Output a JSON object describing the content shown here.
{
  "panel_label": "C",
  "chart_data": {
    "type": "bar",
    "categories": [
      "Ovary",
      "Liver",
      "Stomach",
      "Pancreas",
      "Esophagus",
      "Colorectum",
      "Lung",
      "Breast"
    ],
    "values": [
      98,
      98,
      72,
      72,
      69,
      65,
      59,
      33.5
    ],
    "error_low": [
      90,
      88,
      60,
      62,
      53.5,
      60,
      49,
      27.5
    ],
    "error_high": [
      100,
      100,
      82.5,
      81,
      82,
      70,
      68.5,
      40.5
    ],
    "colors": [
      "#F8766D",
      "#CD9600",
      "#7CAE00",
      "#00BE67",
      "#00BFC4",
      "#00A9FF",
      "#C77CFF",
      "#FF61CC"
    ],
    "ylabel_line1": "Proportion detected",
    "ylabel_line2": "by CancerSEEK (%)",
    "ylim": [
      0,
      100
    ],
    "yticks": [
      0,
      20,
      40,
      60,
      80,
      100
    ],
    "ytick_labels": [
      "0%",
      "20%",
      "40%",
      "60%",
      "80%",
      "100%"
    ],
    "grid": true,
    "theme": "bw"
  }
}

———

## DIRECTIONS
Write out every line of the records exactly.

## TASK OUTPUT
Output a JSON object describing the content shown here.
{
  "panel_label": "C",
  "chart_data": {
    "type": "bar",
    "categories": [
      "Ovary",
      "Liver",
      "Stomach",
      "Pancreas",
      "Esophagus",
      "Colorectum",
      "Lung",
      "Breast"
    ],
    "values": [
      98,
      98,
      72,
      72,
      69,
      65,
      59,
      33.5
    ],
    "error_low": [
      90,
      88,
      60,
      62,
      53.5,
      60,
      49,
      27.5
    ],
    "error_high": [
      100,
      100,
      82.5,
      81,
      82,
      70,
      68.5,
      40.5
    ],
    "colors": [
      "#F8766D",
      "#CD9600",
      "#7CAE00",
      "#00BE67",
      "#00BFC4",
      "#00A9FF",
      "#C77CFF",
      "#FF61CC"
    ],
    "ylabel_line1": "Proportion detected",
    "ylabel_line2": "by CancerSEEK (%)",
    "ylim": [
      0,
      100
    ],
    "yticks": [
      0,
      20,
      40,
      60,
      80,
      100
    ],
    "ytick_labels": [
      "0%",
      "20%",
      "40%",
      "60%",
      "80%",
      "100%"
    ],
    "grid": true,
    "theme": "bw"
  }
}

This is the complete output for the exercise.